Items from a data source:

━━━━━━

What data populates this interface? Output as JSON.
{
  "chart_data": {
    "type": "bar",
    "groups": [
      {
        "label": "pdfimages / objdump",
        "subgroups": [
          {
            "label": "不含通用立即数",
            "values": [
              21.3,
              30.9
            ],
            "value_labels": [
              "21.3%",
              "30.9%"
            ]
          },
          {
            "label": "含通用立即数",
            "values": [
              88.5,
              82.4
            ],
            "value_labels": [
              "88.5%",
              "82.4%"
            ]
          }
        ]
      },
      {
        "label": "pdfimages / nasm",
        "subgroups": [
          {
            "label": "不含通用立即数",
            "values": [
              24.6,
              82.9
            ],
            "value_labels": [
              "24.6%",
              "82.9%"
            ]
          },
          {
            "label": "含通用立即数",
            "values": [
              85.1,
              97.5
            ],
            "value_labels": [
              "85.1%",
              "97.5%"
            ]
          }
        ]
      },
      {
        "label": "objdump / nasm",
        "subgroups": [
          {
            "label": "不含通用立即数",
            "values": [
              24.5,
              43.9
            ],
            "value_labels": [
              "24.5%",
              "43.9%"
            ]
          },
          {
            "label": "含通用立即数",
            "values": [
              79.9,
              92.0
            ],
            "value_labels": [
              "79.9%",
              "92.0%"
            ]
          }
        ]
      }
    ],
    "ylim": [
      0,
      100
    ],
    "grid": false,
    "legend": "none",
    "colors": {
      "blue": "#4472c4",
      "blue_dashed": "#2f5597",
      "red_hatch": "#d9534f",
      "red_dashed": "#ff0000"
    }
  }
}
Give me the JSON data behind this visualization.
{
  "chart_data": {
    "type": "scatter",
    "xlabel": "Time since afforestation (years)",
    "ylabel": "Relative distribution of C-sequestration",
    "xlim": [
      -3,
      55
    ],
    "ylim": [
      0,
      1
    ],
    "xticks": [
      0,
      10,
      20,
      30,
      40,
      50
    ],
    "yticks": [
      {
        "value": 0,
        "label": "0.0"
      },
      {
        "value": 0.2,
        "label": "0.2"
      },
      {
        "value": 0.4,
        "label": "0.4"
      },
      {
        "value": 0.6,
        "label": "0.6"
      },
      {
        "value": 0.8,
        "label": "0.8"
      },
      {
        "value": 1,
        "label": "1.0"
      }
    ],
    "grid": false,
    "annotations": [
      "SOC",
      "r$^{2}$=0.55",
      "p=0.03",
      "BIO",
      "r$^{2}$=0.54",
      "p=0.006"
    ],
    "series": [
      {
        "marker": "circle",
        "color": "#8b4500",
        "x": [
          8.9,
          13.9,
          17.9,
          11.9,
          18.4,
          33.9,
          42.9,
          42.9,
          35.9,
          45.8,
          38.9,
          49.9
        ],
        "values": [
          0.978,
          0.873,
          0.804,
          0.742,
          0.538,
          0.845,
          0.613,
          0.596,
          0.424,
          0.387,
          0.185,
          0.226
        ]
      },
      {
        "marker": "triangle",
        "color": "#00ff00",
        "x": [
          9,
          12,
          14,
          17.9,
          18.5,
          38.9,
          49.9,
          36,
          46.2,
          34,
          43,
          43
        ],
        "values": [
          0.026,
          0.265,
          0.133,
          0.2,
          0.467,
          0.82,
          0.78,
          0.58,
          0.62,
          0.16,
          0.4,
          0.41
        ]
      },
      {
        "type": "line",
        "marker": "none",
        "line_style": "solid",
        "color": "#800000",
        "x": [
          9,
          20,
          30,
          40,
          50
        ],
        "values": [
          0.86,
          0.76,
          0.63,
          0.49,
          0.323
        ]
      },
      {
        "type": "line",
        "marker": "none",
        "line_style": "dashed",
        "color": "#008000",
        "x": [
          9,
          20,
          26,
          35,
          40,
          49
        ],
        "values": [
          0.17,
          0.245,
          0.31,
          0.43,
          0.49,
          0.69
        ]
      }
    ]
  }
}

━━━━━━

TASK BRIEF = Your task is to output the full set of records exactly as presented.

COMPLETE OUTPUT =
What data populates this interface? Output as JSON.
{
  "chart_data": {
    "type": "bar",
    "groups": [
      {
        "label": "pdfimages / objdump",
        "subgroups": [
          {
            "label": "不含通用立即数",
            "values": [
              21.3,
              30.9
            ],
            "value_labels": [
              "21.3%",
              "30.9%"
            ]
          },
          {
            "label": "含通用立即数",
            "values": [
              88.5,
              82.4
            ],
            "value_labels": [
              "88.5%",
              "82.4%"
            ]
          }
        ]
      },
      {
        "label": "pdfimages / nasm",
        "subgroups": [
          {
            "label": "不含通用立即数",
            "values": [
              24.6,
              82.9
            ],
            "value_labels": [
              "24.6%",
              "82.9%"
            ]
          },
          {
            "label": "含通用立即数",
            "values": [
              85.1,
              97.5
            ],
            "value_labels": [
              "85.1%",
              "97.5%"
            ]
          }
        ]
      },
      {
        "label": "objdump / nasm",
        "subgroups": [
          {
            "label": "不含通用立即数",
            "values": [
              24.5,
              43.9
            ],
            "value_labels": [
              "24.5%",
              "43.9%"
            ]
          },
          {
            "label": "含通用立即数",
            "values": [
              79.9,
              92.0
            ],
            "value_labels": [
              "79.9%",
              "92.0%"
            ]
          }
        ]
      }
    ],
    "ylim": [
      0,
      100
    ],
    "grid": false,
    "legend": "none",
    "colors": {
      "blue": "#4472c4",
      "blue_dashed": "#2f5597",
      "red_hatch": "#d9534f",
      "red_dashed": "#ff0000"
    }
  }
}
Give me the JSON data behind this visualization.
{
  "chart_data": {
    "type": "scatter",
    "xlabel": "Time since afforestation (years)",
    "ylabel": "Relative distribution of C-sequestration",
    "xlim": [
      -3,
      55
    ],
    "ylim": [
      0,
      1
    ],
    "xticks": [
      0,
      10,
      20,
      30,
      40,
      50
    ],
    "yticks": [
      {
        "value": 0,
        "label": "0.0"
      },
      {
        "value": 0.2,
        "label": "0.2"
      },
      {
        "value": 0.4,
        "label": "0.4"
      },
      {
        "value": 0.6,
        "label": "0.6"
      },
      {
        "value": 0.8,
        "label": "0.8"
      },
      {
        "value": 1,
        "label": "1.0"
      }
    ],
    "grid": false,
    "annotations": [
      "SOC",
      "r$^{2}$=0.55",
      "p=0.03",
      "BIO",
      "r$^{2}$=0.54",
      "p=0.006"
    ],
    "series": [
      {
        "marker": "circle",
        "color": "#8b4500",
        "x": [
          8.9,
          13.9,
          17.9,
          11.9,
          18.4,
          33.9,
          42.9,
          42.9,
          35.9,
          45.8,
          38.9,
          49.9
        ],
        "values": [
          0.978,
          0.873,
          0.804,
          0.742,
          0.538,
          0.845,
          0.613,
          0.596,
          0.424,
          0.387,
          0.185,
          0.226
        ]
      },
      {
        "marker": "triangle",
        "color": "#00ff00",
        "x": [
          9,
          12,
          14,
          17.9,
          18.5,
          38.9,
          49.9,
          36,
          46.2,
          34,
          43,
          43
        ],
        "values": [
          0.026,
          0.265,
          0.133,
          0.2,
          0.467,
          0.82,
          0.78,
          0.58,
          0.62,
          0.16,
          0.4,
          0.41
        ]
      },
      {
        "type": "line",
        "marker": "none",
        "line_style": "solid",
        "color": "#800000",
        "x": [
          9,
          20,
          30,
          40,
          50
        ],
        "values": [
          0.86,
          0.76,
          0.63,
          0.49,
          0.323
        ]
      },
      {
        "type": "line",
        "marker": "none",
        "line_style": "dashed",
        "color": "#008000",
        "x": [
          9,
          20,
          26,
          35,
          40,
          49
        ],
        "values": [
          0.17,
          0.245,
          0.31,
          0.43,
          0.49,
          0.69
        ]
      }
    ]
  }
}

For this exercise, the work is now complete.